Supplied records:
------------------------------------

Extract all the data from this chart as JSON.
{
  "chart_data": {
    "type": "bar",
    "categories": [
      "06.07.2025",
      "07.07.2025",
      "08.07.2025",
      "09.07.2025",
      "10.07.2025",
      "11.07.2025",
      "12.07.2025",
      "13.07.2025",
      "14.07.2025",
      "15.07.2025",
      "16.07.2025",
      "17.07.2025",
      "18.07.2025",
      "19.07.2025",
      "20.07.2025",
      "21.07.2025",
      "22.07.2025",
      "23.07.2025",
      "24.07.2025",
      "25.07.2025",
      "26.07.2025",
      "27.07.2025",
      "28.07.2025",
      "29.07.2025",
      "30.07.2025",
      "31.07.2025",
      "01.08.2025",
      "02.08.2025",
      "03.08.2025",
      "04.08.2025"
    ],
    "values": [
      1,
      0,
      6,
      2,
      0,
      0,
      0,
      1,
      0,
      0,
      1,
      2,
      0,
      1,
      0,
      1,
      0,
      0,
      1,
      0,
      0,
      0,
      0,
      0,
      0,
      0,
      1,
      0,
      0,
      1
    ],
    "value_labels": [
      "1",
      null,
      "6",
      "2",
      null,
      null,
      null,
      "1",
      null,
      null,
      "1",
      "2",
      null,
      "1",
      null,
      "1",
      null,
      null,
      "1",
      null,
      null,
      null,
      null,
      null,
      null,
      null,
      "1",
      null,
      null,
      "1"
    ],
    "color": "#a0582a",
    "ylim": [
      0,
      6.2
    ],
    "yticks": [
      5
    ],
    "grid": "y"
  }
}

------------------------------------

Job:
Recopy the entries above in their entirety, exactly.

Task result:
Extract all the data from this chart as JSON.
{
  "chart_data": {
    "type": "bar",
    "categories": [
      "06.07.2025",
      "07.07.2025",
      "08.07.2025",
      "09.07.2025",
      "10.07.2025",
      "11.07.2025",
      "12.07.2025",
      "13.07.2025",
      "14.07.2025",
      "15.07.2025",
      "16.07.2025",
      "17.07.2025",
      "18.07.2025",
      "19.07.2025",
      "20.07.2025",
      "21.07.2025",
      "22.07.2025",
      "23.07.2025",
      "24.07.2025",
      "25.07.2025",
      "26.07.2025",
      "27.07.2025",
      "28.07.2025",
      "29.07.2025",
      "30.07.2025",
      "31.07.2025",
      "01.08.2025",
      "02.08.2025",
      "03.08.2025",
      "04.08.2025"
    ],
    "values": [
      1,
      0,
      6,
      2,
      0,
      0,
      0,
      1,
      0,
      0,
      1,
      2,
      0,
      1,
      0,
      1,
      0,
      0,
      1,
      0,
      0,
      0,
      0,
      0,
      0,
      0,
      1,
      0,
      0,
      1
    ],
    "value_labels": [
      "1",
      null,
      "6",
      "2",
      null,
      null,
      null,
      "1",
      null,
      null,
      "1",
      "2",
      null,
      "1",
      null,
      "1",
      null,
      null,
      "1",
      null,
      null,
      null,
      null,
      null,
      null,
      null,
      "1",
      null,
      null,
      "1"
    ],
    "color": "#a0582a",
    "ylim": [
      0,
      6.2
    ],
    "yticks": [
      5
    ],
    "grid": "y"
  }
}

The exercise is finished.